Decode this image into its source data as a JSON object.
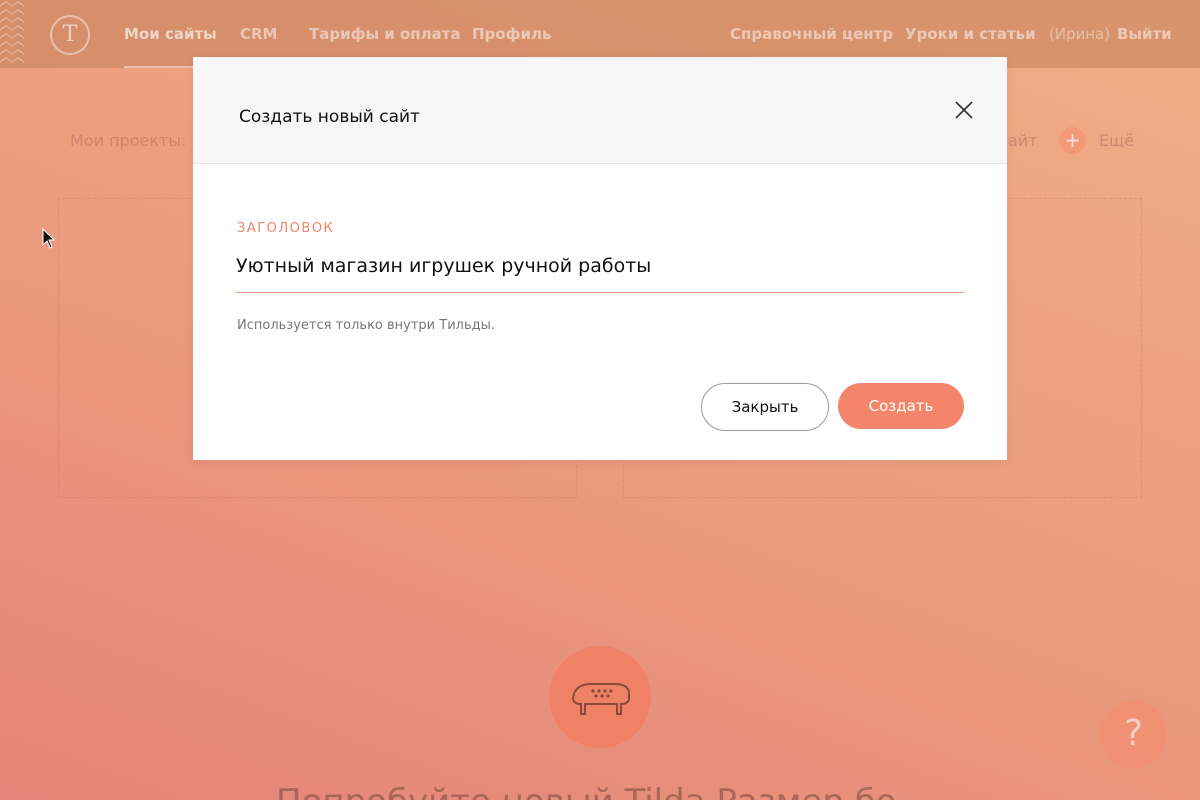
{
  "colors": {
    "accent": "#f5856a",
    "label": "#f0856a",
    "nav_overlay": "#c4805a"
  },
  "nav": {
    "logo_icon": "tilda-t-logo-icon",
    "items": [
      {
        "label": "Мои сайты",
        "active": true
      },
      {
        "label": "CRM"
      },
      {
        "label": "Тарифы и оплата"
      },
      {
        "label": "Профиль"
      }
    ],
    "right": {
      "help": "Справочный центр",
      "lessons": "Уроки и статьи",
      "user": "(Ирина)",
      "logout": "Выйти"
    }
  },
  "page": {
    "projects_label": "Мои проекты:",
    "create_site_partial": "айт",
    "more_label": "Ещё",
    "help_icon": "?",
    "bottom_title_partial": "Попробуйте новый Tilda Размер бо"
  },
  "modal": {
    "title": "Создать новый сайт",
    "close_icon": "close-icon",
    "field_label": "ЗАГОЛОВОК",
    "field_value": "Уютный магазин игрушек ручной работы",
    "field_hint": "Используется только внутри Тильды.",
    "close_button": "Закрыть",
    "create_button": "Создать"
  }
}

» **What needs to be done**:
Transcribe the records above exactly as they appear, leaving out any pictures.

» **Result**:
Decode this image into its source data as a JSON object.
{
  "colors": {
    "accent": "#f5856a",
    "label": "#f0856a",
    "nav_overlay": "#c4805a"
  },
  "nav": {
    "logo_icon": "tilda-t-logo-icon",
    "items": [
      {
        "label": "Мои сайты",
        "active": true
      },
      {
        "label": "CRM"
      },
      {
        "label": "Тарифы и оплата"
      },
      {
        "label": "Профиль"
      }
    ],
    "right": {
      "help": "Справочный центр",
      "lessons": "Уроки и статьи",
      "user": "(Ирина)",
      "logout": "Выйти"
    }
  },
  "page": {
    "projects_label": "Мои проекты:",
    "create_site_partial": "айт",
    "more_label": "Ещё",
    "help_icon": "?",
    "bottom_title_partial": "Попробуйте новый Tilda Размер бо"
  },
  "modal": {
    "title": "Создать новый сайт",
    "close_icon": "close-icon",
    "field_label": "ЗАГОЛОВОК",
    "field_value": "Уютный магазин игрушек ручной работы",
    "field_hint": "Используется только внутри Тильды.",
    "close_button": "Закрыть",
    "create_button": "Создать"
  }
}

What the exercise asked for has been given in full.